#### Do this:
The entries that follow should be written out exactly.
==== Records for this task
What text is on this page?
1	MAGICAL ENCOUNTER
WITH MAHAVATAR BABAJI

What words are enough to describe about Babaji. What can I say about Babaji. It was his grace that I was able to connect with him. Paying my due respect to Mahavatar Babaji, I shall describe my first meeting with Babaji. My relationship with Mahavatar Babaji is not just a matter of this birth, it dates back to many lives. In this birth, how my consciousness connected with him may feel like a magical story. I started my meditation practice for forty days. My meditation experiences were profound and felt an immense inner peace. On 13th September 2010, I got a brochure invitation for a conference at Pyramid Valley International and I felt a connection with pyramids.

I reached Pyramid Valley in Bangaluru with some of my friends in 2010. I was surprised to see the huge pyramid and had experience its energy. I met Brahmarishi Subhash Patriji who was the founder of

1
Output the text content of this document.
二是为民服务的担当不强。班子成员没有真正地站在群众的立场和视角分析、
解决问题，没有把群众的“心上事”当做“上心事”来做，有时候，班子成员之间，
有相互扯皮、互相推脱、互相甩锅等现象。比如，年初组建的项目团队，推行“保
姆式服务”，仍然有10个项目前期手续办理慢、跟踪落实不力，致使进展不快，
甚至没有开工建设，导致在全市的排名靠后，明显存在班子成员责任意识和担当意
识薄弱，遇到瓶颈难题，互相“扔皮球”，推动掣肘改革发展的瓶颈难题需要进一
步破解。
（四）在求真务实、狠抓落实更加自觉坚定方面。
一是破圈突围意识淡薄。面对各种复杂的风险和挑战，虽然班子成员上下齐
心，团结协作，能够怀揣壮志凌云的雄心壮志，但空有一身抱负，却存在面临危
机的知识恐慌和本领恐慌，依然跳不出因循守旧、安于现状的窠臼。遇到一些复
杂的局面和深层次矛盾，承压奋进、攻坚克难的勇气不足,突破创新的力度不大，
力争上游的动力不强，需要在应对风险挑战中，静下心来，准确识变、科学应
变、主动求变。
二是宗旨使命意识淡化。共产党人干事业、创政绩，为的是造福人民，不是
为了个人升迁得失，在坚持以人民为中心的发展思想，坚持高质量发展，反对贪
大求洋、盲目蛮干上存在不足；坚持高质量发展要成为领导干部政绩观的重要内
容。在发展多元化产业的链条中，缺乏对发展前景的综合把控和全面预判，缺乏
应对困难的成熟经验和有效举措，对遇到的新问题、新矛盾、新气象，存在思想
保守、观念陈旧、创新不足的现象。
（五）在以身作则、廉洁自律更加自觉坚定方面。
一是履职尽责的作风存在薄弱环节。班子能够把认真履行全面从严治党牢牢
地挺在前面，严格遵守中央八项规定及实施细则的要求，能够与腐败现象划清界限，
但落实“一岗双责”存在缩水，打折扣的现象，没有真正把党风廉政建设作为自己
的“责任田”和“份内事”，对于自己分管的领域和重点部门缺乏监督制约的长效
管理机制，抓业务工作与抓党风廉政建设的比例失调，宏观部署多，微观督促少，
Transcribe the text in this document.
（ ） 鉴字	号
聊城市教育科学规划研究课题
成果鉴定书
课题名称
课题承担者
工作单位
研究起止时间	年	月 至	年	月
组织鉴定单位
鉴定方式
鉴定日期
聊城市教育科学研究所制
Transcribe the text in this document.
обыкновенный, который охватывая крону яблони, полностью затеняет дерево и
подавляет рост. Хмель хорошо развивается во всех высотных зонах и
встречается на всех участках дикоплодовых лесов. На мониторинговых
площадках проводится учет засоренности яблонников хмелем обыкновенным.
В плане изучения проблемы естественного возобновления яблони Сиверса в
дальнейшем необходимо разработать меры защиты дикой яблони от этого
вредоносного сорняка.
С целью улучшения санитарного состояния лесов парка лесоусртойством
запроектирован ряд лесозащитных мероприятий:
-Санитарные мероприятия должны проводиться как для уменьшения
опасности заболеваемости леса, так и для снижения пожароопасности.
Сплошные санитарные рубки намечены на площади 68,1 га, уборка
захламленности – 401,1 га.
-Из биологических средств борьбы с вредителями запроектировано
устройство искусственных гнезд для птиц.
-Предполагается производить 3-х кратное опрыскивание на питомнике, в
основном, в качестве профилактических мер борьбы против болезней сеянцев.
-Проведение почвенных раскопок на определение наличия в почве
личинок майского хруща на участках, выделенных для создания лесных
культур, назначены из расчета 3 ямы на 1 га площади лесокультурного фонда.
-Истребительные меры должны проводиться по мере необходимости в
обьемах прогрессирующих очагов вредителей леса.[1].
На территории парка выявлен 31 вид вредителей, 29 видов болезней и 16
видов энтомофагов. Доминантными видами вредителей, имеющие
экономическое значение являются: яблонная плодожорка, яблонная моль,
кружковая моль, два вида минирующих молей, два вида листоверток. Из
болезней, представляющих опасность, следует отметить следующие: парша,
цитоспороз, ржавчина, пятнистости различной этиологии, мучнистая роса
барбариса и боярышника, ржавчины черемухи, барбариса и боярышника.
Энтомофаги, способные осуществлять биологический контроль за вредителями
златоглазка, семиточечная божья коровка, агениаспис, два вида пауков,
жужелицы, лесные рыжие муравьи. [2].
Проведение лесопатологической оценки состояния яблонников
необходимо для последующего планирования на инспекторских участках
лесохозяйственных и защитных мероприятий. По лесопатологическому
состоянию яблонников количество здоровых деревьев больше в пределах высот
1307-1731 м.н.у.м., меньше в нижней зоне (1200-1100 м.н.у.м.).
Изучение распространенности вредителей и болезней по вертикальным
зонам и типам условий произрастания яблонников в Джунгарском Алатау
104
========
#### Result of the exercise:
What text is on this page?
1	MAGICAL ENCOUNTER
WITH MAHAVATAR BABAJI

What words are enough to describe about Babaji. What can I say about Babaji. It was his grace that I was able to connect with him. Paying my due respect to Mahavatar Babaji, I shall describe my first meeting with Babaji. My relationship with Mahavatar Babaji is not just a matter of this birth, it dates back to many lives. In this birth, how my consciousness connected with him may feel like a magical story. I started my meditation practice for forty days. My meditation experiences were profound and felt an immense inner peace. On 13th September 2010, I got a brochure invitation for a conference at Pyramid Valley International and I felt a connection with pyramids.

I reached Pyramid Valley in Bangaluru with some of my friends in 2010. I was surprised to see the huge pyramid and had experience its energy. I met Brahmarishi Subhash Patriji who was the founder of

1
Output the text content of this document.
二是为民服务的担当不强。班子成员没有真正地站在群众的立场和视角分析、
解决问题，没有把群众的“心上事”当做“上心事”来做，有时候，班子成员之间，
有相互扯皮、互相推脱、互相甩锅等现象。比如，年初组建的项目团队，推行“保
姆式服务”，仍然有10个项目前期手续办理慢、跟踪落实不力，致使进展不快，
甚至没有开工建设，导致在全市的排名靠后，明显存在班子成员责任意识和担当意
识薄弱，遇到瓶颈难题，互相“扔皮球”，推动掣肘改革发展的瓶颈难题需要进一
步破解。
（四）在求真务实、狠抓落实更加自觉坚定方面。
一是破圈突围意识淡薄。面对各种复杂的风险和挑战，虽然班子成员上下齐
心，团结协作，能够怀揣壮志凌云的雄心壮志，但空有一身抱负，却存在面临危
机的知识恐慌和本领恐慌，依然跳不出因循守旧、安于现状的窠臼。遇到一些复
杂的局面和深层次矛盾，承压奋进、攻坚克难的勇气不足,突破创新的力度不大，
力争上游的动力不强，需要在应对风险挑战中，静下心来，准确识变、科学应
变、主动求变。
二是宗旨使命意识淡化。共产党人干事业、创政绩，为的是造福人民，不是
为了个人升迁得失，在坚持以人民为中心的发展思想，坚持高质量发展，反对贪
大求洋、盲目蛮干上存在不足；坚持高质量发展要成为领导干部政绩观的重要内
容。在发展多元化产业的链条中，缺乏对发展前景的综合把控和全面预判，缺乏
应对困难的成熟经验和有效举措，对遇到的新问题、新矛盾、新气象，存在思想
保守、观念陈旧、创新不足的现象。
（五）在以身作则、廉洁自律更加自觉坚定方面。
一是履职尽责的作风存在薄弱环节。班子能够把认真履行全面从严治党牢牢
地挺在前面，严格遵守中央八项规定及实施细则的要求，能够与腐败现象划清界限，
但落实“一岗双责”存在缩水，打折扣的现象，没有真正把党风廉政建设作为自己
的“责任田”和“份内事”，对于自己分管的领域和重点部门缺乏监督制约的长效
管理机制，抓业务工作与抓党风廉政建设的比例失调，宏观部署多，微观督促少，
Transcribe the text in this document.
（ ） 鉴字	号
聊城市教育科学规划研究课题
成果鉴定书
课题名称
课题承担者
工作单位
研究起止时间	年	月 至	年	月
组织鉴定单位
鉴定方式
鉴定日期
聊城市教育科学研究所制
Transcribe the text in this document.
обыкновенный, который охватывая крону яблони, полностью затеняет дерево и
подавляет рост. Хмель хорошо развивается во всех высотных зонах и
встречается на всех участках дикоплодовых лесов. На мониторинговых
площадках проводится учет засоренности яблонников хмелем обыкновенным.
В плане изучения проблемы естественного возобновления яблони Сиверса в
дальнейшем необходимо разработать меры защиты дикой яблони от этого
вредоносного сорняка.
С целью улучшения санитарного состояния лесов парка лесоусртойством
запроектирован ряд лесозащитных мероприятий:
-Санитарные мероприятия должны проводиться как для уменьшения
опасности заболеваемости леса, так и для снижения пожароопасности.
Сплошные санитарные рубки намечены на площади 68,1 га, уборка
захламленности – 401,1 га.
-Из биологических средств борьбы с вредителями запроектировано
устройство искусственных гнезд для птиц.
-Предполагается производить 3-х кратное опрыскивание на питомнике, в
основном, в качестве профилактических мер борьбы против болезней сеянцев.
-Проведение почвенных раскопок на определение наличия в почве
личинок майского хруща на участках, выделенных для создания лесных
культур, назначены из расчета 3 ямы на 1 га площади лесокультурного фонда.
-Истребительные меры должны проводиться по мере необходимости в
обьемах прогрессирующих очагов вредителей леса.[1].
На территории парка выявлен 31 вид вредителей, 29 видов болезней и 16
видов энтомофагов. Доминантными видами вредителей, имеющие
экономическое значение являются: яблонная плодожорка, яблонная моль,
кружковая моль, два вида минирующих молей, два вида листоверток. Из
болезней, представляющих опасность, следует отметить следующие: парша,
цитоспороз, ржавчина, пятнистости различной этиологии, мучнистая роса
барбариса и боярышника, ржавчины черемухи, барбариса и боярышника.
Энтомофаги, способные осуществлять биологический контроль за вредителями
златоглазка, семиточечная божья коровка, агениаспис, два вида пауков,
жужелицы, лесные рыжие муравьи. [2].
Проведение лесопатологической оценки состояния яблонников
необходимо для последующего планирования на инспекторских участках
лесохозяйственных и защитных мероприятий. По лесопатологическому
состоянию яблонников количество здоровых деревьев больше в пределах высот
1307-1731 м.н.у.м., меньше в нижней зоне (1200-1100 м.н.у.м.).
Изучение распространенности вредителей и болезней по вертикальным
зонам и типам условий произрастания яблонников в Джунгарском Алатау
104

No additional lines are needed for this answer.